Every entry needs to be reproduced exactly.

[START Input rows]

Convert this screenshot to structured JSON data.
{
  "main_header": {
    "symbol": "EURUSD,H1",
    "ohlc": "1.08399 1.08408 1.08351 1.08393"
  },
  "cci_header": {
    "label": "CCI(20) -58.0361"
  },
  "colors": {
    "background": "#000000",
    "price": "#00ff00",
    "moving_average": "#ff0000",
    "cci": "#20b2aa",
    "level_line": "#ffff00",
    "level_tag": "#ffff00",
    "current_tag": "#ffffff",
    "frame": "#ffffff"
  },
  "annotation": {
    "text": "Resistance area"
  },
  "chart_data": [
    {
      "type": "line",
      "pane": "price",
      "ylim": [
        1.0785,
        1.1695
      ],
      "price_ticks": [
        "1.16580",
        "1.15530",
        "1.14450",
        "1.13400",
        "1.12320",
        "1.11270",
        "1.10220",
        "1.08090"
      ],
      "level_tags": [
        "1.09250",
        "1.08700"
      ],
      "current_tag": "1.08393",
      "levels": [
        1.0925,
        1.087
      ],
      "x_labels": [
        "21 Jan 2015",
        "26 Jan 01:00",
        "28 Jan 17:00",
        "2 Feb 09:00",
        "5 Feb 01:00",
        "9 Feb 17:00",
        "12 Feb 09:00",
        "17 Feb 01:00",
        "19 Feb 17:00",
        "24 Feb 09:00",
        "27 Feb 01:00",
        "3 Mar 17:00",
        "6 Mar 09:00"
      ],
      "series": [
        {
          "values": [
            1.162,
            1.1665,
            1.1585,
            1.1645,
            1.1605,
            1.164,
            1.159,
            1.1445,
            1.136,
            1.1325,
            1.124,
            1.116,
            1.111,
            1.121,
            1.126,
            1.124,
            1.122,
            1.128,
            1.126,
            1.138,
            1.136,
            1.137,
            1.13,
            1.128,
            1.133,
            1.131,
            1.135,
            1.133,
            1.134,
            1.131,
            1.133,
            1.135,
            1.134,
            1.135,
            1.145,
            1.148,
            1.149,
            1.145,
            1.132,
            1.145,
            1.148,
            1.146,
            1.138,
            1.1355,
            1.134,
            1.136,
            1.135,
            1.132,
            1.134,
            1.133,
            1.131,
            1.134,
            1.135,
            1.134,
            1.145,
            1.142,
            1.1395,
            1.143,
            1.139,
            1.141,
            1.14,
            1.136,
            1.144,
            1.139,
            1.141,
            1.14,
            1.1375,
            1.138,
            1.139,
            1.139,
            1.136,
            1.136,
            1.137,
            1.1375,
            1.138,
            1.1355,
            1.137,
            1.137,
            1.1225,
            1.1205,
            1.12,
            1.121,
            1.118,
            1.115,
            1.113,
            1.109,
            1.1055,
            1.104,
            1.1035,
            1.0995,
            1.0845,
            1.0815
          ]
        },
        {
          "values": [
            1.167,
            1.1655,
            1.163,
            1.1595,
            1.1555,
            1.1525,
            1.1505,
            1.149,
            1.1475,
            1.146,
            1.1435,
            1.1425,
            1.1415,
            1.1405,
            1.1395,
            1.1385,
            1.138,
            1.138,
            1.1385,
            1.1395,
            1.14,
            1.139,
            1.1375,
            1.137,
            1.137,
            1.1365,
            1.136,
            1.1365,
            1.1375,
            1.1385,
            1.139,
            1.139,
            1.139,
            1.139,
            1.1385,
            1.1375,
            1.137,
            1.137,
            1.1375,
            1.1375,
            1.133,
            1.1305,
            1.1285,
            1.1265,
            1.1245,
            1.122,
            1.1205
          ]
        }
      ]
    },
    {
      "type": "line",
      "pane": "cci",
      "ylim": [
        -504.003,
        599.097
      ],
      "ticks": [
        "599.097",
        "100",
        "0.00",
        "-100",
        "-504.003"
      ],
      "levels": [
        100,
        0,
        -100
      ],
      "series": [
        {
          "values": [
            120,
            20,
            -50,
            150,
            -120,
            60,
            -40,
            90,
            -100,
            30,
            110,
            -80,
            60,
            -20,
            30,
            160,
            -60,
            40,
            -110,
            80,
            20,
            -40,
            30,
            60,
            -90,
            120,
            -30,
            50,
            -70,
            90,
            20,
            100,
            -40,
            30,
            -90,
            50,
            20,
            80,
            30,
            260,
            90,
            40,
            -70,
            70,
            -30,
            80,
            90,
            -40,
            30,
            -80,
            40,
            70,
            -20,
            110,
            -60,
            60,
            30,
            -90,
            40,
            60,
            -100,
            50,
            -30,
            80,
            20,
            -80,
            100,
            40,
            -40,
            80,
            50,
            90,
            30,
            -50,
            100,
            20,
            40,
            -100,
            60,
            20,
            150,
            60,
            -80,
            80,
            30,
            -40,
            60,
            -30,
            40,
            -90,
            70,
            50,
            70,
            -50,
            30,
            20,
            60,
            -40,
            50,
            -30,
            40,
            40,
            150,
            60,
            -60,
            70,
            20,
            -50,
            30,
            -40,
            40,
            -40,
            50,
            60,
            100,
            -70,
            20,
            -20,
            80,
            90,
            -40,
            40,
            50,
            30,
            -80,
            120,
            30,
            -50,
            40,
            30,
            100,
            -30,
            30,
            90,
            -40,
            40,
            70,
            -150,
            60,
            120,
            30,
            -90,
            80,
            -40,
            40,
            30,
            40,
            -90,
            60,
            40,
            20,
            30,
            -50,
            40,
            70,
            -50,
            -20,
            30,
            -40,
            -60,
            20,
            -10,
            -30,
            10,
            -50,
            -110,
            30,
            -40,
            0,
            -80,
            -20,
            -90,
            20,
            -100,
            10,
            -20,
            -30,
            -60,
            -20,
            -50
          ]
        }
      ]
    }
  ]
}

[END Input rows]

**Answer to the problem:**
Convert this screenshot to structured JSON data.
{
  "main_header": {
    "symbol": "EURUSD,H1",
    "ohlc": "1.08399 1.08408 1.08351 1.08393"
  },
  "cci_header": {
    "label": "CCI(20) -58.0361"
  },
  "colors": {
    "background": "#000000",
    "price": "#00ff00",
    "moving_average": "#ff0000",
    "cci": "#20b2aa",
    "level_line": "#ffff00",
    "level_tag": "#ffff00",
    "current_tag": "#ffffff",
    "frame": "#ffffff"
  },
  "annotation": {
    "text": "Resistance area"
  },
  "chart_data": [
    {
      "type": "line",
      "pane": "price",
      "ylim": [
        1.0785,
        1.1695
      ],
      "price_ticks": [
        "1.16580",
        "1.15530",
        "1.14450",
        "1.13400",
        "1.12320",
        "1.11270",
        "1.10220",
        "1.08090"
      ],
      "level_tags": [
        "1.09250",
        "1.08700"
      ],
      "current_tag": "1.08393",
      "levels": [
        1.0925,
        1.087
      ],
      "x_labels": [
        "21 Jan 2015",
        "26 Jan 01:00",
        "28 Jan 17:00",
        "2 Feb 09:00",
        "5 Feb 01:00",
        "9 Feb 17:00",
        "12 Feb 09:00",
        "17 Feb 01:00",
        "19 Feb 17:00",
        "24 Feb 09:00",
        "27 Feb 01:00",
        "3 Mar 17:00",
        "6 Mar 09:00"
      ],
      "series": [
        {
          "values": [
            1.162,
            1.1665,
            1.1585,
            1.1645,
            1.1605,
            1.164,
            1.159,
            1.1445,
            1.136,
            1.1325,
            1.124,
            1.116,
            1.111,
            1.121,
            1.126,
            1.124,
            1.122,
            1.128,
            1.126,
            1.138,
            1.136,
            1.137,
            1.13,
            1.128,
            1.133,
            1.131,
            1.135,
            1.133,
            1.134,
            1.131,
            1.133,
            1.135,
            1.134,
            1.135,
            1.145,
            1.148,
            1.149,
            1.145,
            1.132,
            1.145,
            1.148,
            1.146,
            1.138,
            1.1355,
            1.134,
            1.136,
            1.135,
            1.132,
            1.134,
            1.133,
            1.131,
            1.134,
            1.135,
            1.134,
            1.145,
            1.142,
            1.1395,
            1.143,
            1.139,
            1.141,
            1.14,
            1.136,
            1.144,
            1.139,
            1.141,
            1.14,
            1.1375,
            1.138,
            1.139,
            1.139,
            1.136,
            1.136,
            1.137,
            1.1375,
            1.138,
            1.1355,
            1.137,
            1.137,
            1.1225,
            1.1205,
            1.12,
            1.121,
            1.118,
            1.115,
            1.113,
            1.109,
            1.1055,
            1.104,
            1.1035,
            1.0995,
            1.0845,
            1.0815
          ]
        },
        {
          "values": [
            1.167,
            1.1655,
            1.163,
            1.1595,
            1.1555,
            1.1525,
            1.1505,
            1.149,
            1.1475,
            1.146,
            1.1435,
            1.1425,
            1.1415,
            1.1405,
            1.1395,
            1.1385,
            1.138,
            1.138,
            1.1385,
            1.1395,
            1.14,
            1.139,
            1.1375,
            1.137,
            1.137,
            1.1365,
            1.136,
            1.1365,
            1.1375,
            1.1385,
            1.139,
            1.139,
            1.139,
            1.139,
            1.1385,
            1.1375,
            1.137,
            1.137,
            1.1375,
            1.1375,
            1.133,
            1.1305,
            1.1285,
            1.1265,
            1.1245,
            1.122,
            1.1205
          ]
        }
      ]
    },
    {
      "type": "line",
      "pane": "cci",
      "ylim": [
        -504.003,
        599.097
      ],
      "ticks": [
        "599.097",
        "100",
        "0.00",
        "-100",
        "-504.003"
      ],
      "levels": [
        100,
        0,
        -100
      ],
      "series": [
        {
          "values": [
            120,
            20,
            -50,
            150,
            -120,
            60,
            -40,
            90,
            -100,
            30,
            110,
            -80,
            60,
            -20,
            30,
            160,
            -60,
            40,
            -110,
            80,
            20,
            -40,
            30,
            60,
            -90,
            120,
            -30,
            50,
            -70,
            90,
            20,
            100,
            -40,
            30,
            -90,
            50,
            20,
            80,
            30,
            260,
            90,
            40,
            -70,
            70,
            -30,
            80,
            90,
            -40,
            30,
            -80,
            40,
            70,
            -20,
            110,
            -60,
            60,
            30,
            -90,
            40,
            60,
            -100,
            50,
            -30,
            80,
            20,
            -80,
            100,
            40,
            -40,
            80,
            50,
            90,
            30,
            -50,
            100,
            20,
            40,
            -100,
            60,
            20,
            150,
            60,
            -80,
            80,
            30,
            -40,
            60,
            -30,
            40,
            -90,
            70,
            50,
            70,
            -50,
            30,
            20,
            60,
            -40,
            50,
            -30,
            40,
            40,
            150,
            60,
            -60,
            70,
            20,
            -50,
            30,
            -40,
            40,
            -40,
            50,
            60,
            100,
            -70,
            20,
            -20,
            80,
            90,
            -40,
            40,
            50,
            30,
            -80,
            120,
            30,
            -50,
            40,
            30,
            100,
            -30,
            30,
            90,
            -40,
            40,
            70,
            -150,
            60,
            120,
            30,
            -90,
            80,
            -40,
            40,
            30,
            40,
            -90,
            60,
            40,
            20,
            30,
            -50,
            40,
            70,
            -50,
            -20,
            30,
            -40,
            -60,
            20,
            -10,
            -30,
            10,
            -50,
            -110,
            30,
            -40,
            0,
            -80,
            -20,
            -90,
            20,
            -100,
            10,
            -20,
            -30,
            -60,
            -20,
            -50
          ]
        }
      ]
    }
  ]
}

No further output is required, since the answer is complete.